- _OBJECTIVES_:
**1)** From the court opinion, return the passage that begins at the words "Gary K. Jensen, P." and ends after the words "Sol. Gen., Salem.", copied word for word.
**2)** Retype the listing word for word, from its first line through the line that contains "list-item: - all", including both ends.

- _ARTICLE_:
##############################
State v. Torrey

Decision Date07 February 1978
Citation32 Or.App. 439,574 P.2d 1138
PartiesSTATE of Oregon, Respondent, v. William David TORREY, Appellant.
CourtOregon Court of Appeals

Gary K. Jensen, P. C., Eugene, argued the cause and filed the brief for appellant.

Thomas H. Denney, Asst. Atty. Gen., Salem, argued the cause for respondent. With him on the brief were James A. Redden, Atty. Gen., and Al J. Laue, Sol. Gen., Salem.

Before TANZER, P. J., and JOHNSON and ROBERTS, JJ. JOHNSON, Judge.

Defendant appeals his conviction following a jury trial for the crime of driving while under the influence of intoxicants, ORS 487.540, which provides:

"(1) A person commits the offense of driving while under the influence of intoxicants if he drives a vehicle while:

"(a) He has .10 percent or more by weight of alcohol in his blood as shown by chemical analysis of his breath, blood, urine or saliva made under ORS 487.805 to 487.815 and 487.825 to 487.835; or

"(b) He is under the influence of intoxicating liquor, a dangerous drug or narcotic drug; or

"(c) He is under the influence of intoxicating liquor and a dangerous drug or narcotic drug.

"(2) Driving while under the influence of intoxicants is a Class A traffic infraction."

The state's principal evidence at trial was a breathalyzer reading of .22 percent blood-alcohol. Defendant assigns as error the court's instructions with respect to his blood-alcohol content, and the admission of evidence of his prior conviction for the purpose of enhancing the penalty for the crime.

Defendant first contends that the court erred in instructing the jury as follows:

"The law further provides that if you find that the amount of alcohol by weight in Defendant's blood at the time of driving as shown by chemical analysis of the Defendant's breath was .10 percent or more, the Defendant is guilty of the crime of driving under the influence * * * ."

He maintains that in so instructing, the court invaded the province of the jury by creating a conclusive presumption of guilt precluding the jury from considering evidence indicating that his driving was not in fact impaired due to his consumption of alcohol. Defendant bases his argument on the terms of ORS 487.545 which provide:

"(1) At the trial of any civil or criminal action, suit or proceeding arising out of the acts committed by a person driving a motor vehicle while under the influence of intoxicants, if the amount of alcohol in the person's blood at the time alleged is less than .10 percent by weight of alcohol as shown by chemical analysis of the person's breath, blood, urine or saliva, it is indirect evidence that may be used to determine whether or not he was then under the influence of intoxicants.

"(2) Not less than .10 percent by weight of alcohol in a person's blood constitutes being under the influence of intoxicating liquor.

"(3) Percent by weight of alcohol in the blood shall be based upon grams of alcohol per one hundred cubic centimeters of blood.

"(4) Nothing in this section is intended to limit the introduction of any competent evidence bearing upon the question of whether or not a person was under the influence of intoxicants." (Emphasis supplied.)
##############################
- _RECORDS FOR THE EXERCISE_:
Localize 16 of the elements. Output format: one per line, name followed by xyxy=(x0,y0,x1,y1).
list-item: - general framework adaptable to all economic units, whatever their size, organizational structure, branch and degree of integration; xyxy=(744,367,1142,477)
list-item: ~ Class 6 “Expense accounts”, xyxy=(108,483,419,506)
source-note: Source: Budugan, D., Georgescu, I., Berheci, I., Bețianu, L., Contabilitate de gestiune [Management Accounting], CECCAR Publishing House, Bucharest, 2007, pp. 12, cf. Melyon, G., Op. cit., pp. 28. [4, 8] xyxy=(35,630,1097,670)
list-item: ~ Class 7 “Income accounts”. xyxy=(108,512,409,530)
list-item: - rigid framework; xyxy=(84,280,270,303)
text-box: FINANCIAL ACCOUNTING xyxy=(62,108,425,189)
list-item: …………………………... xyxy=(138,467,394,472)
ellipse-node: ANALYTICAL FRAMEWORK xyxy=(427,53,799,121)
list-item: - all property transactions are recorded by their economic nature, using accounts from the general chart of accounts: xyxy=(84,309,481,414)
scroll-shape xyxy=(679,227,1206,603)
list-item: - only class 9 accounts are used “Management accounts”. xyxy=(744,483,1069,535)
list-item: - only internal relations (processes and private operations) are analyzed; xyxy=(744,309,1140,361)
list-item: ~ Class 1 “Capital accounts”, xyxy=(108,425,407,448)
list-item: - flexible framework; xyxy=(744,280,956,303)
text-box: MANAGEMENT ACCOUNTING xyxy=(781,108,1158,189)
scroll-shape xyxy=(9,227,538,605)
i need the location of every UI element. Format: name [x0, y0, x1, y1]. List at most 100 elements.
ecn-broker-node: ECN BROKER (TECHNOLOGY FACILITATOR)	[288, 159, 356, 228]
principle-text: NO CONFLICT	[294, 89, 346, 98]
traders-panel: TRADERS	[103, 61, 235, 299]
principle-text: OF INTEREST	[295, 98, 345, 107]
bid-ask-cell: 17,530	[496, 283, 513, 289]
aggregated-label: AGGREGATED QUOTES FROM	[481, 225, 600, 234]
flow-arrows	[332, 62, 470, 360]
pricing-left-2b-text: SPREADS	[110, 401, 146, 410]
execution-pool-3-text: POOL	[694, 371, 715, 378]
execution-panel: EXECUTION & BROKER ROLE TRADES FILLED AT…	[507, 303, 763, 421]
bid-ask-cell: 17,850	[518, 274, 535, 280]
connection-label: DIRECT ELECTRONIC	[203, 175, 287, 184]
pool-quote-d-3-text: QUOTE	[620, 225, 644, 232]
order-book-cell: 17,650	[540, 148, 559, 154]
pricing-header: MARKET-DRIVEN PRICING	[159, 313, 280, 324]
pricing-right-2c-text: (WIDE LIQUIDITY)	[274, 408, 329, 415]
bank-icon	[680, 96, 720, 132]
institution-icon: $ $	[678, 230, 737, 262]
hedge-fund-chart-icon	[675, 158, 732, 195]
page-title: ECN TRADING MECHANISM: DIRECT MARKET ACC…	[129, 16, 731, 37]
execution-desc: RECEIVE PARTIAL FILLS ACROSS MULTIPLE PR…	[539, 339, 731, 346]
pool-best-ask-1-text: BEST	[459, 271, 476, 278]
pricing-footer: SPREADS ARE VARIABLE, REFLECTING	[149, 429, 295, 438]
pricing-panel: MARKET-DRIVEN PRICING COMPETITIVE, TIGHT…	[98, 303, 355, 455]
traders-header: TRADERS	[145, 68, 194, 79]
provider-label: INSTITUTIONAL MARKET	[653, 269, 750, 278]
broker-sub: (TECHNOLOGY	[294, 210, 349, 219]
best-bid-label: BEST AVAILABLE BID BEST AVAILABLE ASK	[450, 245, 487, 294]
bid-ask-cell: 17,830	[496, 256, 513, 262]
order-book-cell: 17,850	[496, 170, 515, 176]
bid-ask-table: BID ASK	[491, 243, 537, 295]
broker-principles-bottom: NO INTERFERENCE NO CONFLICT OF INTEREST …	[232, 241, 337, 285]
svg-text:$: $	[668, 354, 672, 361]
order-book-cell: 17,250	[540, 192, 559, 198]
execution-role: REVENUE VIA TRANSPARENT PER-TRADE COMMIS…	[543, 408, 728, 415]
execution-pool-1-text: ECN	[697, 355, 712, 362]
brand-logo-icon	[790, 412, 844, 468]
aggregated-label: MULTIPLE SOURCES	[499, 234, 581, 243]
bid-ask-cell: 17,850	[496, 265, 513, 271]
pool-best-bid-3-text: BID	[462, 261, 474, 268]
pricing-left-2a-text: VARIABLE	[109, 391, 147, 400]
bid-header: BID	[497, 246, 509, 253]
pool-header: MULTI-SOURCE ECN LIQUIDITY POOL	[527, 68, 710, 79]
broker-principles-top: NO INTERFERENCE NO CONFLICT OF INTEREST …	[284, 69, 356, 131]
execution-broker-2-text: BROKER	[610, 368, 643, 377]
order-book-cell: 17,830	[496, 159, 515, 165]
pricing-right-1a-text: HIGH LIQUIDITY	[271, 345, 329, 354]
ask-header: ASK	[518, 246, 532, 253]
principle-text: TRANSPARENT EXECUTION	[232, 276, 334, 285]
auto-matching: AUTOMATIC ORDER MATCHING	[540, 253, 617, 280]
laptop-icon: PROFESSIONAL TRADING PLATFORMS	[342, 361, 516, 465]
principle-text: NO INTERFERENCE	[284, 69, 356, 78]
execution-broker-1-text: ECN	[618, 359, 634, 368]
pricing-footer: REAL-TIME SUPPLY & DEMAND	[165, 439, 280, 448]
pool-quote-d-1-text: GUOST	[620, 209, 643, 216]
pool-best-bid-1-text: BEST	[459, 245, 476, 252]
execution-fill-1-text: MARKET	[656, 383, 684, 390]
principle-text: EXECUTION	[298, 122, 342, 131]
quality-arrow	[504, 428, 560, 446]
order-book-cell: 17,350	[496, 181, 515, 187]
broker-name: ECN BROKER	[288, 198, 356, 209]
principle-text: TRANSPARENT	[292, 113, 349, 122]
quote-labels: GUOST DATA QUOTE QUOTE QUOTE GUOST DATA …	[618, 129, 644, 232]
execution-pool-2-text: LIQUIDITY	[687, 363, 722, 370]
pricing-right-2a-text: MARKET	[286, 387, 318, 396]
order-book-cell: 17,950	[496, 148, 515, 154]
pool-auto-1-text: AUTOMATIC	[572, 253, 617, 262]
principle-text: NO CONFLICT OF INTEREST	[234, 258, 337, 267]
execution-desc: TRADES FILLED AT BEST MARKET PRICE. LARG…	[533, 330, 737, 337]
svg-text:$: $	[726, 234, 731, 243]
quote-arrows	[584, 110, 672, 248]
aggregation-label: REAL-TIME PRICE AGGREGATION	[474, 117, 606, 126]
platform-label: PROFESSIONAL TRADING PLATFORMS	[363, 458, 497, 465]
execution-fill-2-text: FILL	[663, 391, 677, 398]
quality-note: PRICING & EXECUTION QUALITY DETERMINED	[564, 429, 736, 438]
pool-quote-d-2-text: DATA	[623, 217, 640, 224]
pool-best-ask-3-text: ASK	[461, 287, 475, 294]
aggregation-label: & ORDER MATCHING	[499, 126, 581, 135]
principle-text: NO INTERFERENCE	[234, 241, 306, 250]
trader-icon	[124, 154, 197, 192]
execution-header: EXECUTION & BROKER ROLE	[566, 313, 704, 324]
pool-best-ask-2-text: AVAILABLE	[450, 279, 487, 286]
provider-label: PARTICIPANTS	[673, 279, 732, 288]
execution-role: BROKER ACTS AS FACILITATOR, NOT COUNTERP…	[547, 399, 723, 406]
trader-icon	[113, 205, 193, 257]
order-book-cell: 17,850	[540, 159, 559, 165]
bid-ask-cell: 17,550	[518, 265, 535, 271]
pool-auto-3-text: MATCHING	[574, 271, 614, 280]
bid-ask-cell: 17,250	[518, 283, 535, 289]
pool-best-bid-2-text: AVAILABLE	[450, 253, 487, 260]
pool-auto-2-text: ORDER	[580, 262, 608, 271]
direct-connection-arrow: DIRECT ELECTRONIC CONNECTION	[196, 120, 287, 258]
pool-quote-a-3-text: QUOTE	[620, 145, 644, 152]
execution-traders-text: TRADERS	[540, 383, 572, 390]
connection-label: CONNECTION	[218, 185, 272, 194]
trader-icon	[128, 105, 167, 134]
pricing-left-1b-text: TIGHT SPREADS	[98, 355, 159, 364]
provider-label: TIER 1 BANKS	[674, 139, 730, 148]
##############################
- _RESPONSES TO THE TASKS_:
**1)**
Gary K. Jensen, P. C., Eugene, argued the cause and filed the brief for appellant.

Thomas H. Denney, Asst. Atty. Gen., Salem, argued the cause for respondent. With him on the brief were James A. Redden, Atty. Gen., and Al J. Laue, Sol. Gen., Salem.

**2)**
Localize 16 of the elements. Output format: one per line, name followed by xyxy=(x0,y0,x1,y1).
list-item: - general framework adaptable to all economic units, whatever their size, organizational structure, branch and degree of integration; xyxy=(744,367,1142,477)
list-item: ~ Class 6 “Expense accounts”, xyxy=(108,483,419,506)
source-note: Source: Budugan, D., Georgescu, I., Berheci, I., Bețianu, L., Contabilitate de gestiune [Management Accounting], CECCAR Publishing House, Bucharest, 2007, pp. 12, cf. Melyon, G., Op. cit., pp. 28. [4, 8] xyxy=(35,630,1097,670)
list-item: ~ Class 7 “Income accounts”. xyxy=(108,512,409,530)
list-item: - rigid framework; xyxy=(84,280,270,303)
text-box: FINANCIAL ACCOUNTING xyxy=(62,108,425,189)
list-item: …………………………... xyxy=(138,467,394,472)
ellipse-node: ANALYTICAL FRAMEWORK xyxy=(427,53,799,121)
list-item: - all property transactions are recorded by their economic nature, using accounts from the general chart of accounts: xyxy=(84,309,481,414)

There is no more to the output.